• Goal
Comb through the entries for "text" and pull out each line that holds it.

━━━ Recorded data ━━━

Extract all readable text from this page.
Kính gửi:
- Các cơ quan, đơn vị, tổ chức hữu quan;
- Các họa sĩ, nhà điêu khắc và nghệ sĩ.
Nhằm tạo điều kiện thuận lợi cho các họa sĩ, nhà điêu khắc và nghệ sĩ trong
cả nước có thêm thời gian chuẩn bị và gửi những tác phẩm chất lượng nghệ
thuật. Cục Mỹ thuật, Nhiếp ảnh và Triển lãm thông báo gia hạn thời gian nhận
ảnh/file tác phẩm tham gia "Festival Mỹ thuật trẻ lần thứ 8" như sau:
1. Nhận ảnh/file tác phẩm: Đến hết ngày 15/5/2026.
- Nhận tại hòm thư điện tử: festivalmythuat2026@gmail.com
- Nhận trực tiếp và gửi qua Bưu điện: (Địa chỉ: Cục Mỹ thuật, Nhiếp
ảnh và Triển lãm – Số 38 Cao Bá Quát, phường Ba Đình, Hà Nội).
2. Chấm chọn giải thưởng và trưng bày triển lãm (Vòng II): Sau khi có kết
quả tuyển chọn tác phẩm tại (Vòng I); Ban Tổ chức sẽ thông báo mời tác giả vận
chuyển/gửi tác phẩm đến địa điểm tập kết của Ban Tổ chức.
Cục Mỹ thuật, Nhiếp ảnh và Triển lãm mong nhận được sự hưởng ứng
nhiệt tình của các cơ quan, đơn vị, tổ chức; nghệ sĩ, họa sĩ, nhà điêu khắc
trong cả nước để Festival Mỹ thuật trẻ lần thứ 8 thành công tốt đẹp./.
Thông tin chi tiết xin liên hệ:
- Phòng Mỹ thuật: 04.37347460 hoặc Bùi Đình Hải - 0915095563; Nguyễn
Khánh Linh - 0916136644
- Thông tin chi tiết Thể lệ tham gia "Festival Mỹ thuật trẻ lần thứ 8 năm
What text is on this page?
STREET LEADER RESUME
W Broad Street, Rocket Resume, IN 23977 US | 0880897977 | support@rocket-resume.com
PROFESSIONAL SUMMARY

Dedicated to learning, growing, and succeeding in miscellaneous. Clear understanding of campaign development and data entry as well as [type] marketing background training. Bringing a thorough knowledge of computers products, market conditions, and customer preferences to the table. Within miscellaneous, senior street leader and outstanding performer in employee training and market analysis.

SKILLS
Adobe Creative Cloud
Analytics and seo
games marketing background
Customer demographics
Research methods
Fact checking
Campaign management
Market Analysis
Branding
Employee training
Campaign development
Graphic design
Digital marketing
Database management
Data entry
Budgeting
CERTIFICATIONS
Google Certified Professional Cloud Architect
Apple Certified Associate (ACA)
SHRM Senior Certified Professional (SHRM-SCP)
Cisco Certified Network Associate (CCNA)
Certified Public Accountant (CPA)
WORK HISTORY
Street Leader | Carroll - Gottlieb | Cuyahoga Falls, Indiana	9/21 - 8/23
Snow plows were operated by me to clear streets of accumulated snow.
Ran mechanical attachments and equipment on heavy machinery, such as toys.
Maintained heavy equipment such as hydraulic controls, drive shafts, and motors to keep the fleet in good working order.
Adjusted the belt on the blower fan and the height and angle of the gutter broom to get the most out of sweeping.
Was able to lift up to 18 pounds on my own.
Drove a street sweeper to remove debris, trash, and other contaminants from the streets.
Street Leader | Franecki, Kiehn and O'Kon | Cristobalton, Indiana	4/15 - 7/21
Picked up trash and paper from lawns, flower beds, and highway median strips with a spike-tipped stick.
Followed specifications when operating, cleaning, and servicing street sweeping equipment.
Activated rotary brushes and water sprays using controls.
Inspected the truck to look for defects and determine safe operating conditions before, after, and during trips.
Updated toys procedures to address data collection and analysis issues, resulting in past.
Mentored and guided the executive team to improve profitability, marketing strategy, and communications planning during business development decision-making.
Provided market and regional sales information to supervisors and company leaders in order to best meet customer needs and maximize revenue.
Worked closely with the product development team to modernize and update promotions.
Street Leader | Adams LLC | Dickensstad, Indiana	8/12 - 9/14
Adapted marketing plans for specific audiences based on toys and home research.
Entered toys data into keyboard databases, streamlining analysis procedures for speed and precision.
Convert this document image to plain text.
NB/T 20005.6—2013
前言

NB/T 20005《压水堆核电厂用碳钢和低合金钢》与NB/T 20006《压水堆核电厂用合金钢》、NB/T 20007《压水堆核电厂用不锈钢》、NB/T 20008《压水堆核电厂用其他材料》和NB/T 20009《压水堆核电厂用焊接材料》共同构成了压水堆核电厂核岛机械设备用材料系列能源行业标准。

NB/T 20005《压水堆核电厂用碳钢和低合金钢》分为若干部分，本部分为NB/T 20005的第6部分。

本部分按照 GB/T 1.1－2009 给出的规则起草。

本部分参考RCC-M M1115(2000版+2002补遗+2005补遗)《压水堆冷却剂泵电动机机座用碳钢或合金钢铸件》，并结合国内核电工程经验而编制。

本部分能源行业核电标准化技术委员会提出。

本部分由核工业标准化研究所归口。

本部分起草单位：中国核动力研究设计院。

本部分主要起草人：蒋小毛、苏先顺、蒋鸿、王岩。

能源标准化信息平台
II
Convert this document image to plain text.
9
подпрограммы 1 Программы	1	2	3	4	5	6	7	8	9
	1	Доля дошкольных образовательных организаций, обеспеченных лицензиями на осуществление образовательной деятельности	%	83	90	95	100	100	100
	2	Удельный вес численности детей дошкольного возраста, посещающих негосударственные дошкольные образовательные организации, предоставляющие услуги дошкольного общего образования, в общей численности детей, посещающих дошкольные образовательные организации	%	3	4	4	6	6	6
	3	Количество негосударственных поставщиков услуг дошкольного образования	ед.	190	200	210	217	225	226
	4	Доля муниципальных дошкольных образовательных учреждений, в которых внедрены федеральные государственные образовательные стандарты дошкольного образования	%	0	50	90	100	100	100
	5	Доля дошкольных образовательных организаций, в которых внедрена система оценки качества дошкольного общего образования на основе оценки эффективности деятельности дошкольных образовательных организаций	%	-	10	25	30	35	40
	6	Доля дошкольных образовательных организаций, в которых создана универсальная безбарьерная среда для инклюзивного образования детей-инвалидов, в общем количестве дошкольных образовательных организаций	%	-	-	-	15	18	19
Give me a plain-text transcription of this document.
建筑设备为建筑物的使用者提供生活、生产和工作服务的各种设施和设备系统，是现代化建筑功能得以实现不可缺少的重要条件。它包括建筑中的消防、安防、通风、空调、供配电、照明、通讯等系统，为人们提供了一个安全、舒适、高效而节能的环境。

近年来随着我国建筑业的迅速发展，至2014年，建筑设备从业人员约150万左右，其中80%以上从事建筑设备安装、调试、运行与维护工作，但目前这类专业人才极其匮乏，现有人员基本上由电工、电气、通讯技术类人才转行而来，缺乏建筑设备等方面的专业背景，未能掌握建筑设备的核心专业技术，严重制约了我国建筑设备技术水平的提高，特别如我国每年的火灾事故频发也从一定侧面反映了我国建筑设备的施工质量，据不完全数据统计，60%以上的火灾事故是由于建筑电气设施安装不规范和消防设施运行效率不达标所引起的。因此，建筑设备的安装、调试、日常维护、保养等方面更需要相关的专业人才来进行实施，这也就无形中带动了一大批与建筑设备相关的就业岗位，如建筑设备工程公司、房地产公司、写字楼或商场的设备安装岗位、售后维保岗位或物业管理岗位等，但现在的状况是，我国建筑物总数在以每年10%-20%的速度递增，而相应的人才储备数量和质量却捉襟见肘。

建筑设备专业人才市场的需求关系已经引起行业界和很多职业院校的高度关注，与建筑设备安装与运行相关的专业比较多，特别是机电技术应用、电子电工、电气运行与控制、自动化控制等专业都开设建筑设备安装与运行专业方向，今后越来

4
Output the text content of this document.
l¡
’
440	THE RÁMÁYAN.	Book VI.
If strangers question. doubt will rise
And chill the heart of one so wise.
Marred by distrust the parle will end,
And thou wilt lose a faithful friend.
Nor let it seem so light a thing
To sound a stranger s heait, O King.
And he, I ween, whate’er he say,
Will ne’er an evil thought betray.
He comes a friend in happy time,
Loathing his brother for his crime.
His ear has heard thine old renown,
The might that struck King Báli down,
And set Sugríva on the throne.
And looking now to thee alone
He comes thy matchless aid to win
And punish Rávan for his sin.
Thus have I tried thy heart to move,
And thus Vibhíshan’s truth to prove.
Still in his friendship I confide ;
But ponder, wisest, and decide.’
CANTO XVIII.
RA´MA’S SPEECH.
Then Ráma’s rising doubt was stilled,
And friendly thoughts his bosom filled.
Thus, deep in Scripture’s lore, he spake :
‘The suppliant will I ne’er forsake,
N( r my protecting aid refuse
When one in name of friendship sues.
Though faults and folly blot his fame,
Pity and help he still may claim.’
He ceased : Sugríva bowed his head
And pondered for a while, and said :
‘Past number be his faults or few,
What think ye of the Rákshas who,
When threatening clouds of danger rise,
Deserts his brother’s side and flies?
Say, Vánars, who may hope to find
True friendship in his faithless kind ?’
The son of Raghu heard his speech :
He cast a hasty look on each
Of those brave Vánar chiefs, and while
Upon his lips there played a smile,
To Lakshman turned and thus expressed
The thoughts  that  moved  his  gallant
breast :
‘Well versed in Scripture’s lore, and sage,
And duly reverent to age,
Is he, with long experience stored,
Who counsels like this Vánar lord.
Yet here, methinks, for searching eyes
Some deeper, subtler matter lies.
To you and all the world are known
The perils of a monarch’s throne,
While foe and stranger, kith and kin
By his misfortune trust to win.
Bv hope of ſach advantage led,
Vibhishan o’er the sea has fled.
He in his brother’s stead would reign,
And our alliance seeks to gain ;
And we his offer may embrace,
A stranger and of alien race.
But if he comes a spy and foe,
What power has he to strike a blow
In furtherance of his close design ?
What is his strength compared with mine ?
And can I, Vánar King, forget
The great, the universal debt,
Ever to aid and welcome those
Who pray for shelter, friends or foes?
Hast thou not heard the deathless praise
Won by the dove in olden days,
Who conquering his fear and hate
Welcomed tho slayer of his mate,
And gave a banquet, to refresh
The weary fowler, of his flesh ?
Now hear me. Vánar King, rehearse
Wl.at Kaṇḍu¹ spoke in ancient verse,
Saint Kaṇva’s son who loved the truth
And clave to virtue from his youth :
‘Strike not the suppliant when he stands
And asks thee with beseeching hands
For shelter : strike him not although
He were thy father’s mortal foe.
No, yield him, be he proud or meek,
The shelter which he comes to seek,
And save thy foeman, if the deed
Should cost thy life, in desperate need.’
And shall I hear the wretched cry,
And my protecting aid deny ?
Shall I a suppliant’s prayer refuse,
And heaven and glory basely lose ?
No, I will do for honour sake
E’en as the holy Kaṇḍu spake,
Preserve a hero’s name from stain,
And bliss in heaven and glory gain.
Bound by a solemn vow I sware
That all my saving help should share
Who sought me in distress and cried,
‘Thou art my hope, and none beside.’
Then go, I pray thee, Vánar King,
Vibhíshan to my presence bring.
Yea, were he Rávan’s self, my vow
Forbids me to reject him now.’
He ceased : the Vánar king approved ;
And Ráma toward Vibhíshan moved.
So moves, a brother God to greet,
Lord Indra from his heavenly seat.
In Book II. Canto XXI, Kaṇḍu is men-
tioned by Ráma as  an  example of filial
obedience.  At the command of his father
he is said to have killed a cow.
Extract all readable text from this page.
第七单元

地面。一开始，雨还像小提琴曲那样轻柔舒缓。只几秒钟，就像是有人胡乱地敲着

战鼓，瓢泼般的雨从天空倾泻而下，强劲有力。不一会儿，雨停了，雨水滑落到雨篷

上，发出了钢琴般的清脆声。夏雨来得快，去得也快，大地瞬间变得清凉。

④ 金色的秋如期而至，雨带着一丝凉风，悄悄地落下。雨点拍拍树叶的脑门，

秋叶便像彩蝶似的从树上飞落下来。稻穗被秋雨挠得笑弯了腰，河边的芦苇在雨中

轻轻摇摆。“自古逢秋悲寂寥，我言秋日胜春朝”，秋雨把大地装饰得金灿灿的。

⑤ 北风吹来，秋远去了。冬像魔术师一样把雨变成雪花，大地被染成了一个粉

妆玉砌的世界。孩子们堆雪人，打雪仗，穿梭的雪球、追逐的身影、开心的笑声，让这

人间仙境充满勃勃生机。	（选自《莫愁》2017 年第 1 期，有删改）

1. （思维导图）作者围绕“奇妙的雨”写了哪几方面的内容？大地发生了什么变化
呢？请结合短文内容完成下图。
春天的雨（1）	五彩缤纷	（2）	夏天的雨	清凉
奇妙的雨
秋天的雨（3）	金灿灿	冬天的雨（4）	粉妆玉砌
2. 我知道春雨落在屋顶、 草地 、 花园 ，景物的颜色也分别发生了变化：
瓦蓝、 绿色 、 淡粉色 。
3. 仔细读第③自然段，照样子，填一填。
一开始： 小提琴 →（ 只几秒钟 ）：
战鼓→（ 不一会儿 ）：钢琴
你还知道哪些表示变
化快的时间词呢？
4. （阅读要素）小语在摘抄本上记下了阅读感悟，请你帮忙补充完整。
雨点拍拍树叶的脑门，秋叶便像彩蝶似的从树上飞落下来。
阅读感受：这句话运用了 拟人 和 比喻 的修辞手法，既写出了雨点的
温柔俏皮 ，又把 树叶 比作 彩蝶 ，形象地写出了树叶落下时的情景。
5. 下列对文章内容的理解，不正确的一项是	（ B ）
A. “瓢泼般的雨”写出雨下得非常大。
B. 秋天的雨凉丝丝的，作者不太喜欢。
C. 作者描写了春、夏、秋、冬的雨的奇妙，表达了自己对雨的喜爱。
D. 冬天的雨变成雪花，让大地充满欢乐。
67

━━━

• Result
Extract all readable text from this page.
What text is on this page?
Convert this document image to plain text.
Convert this document image to plain text.
Give me a plain-text transcription of this document.
Output the text content of this document.
Extract all readable text from this page.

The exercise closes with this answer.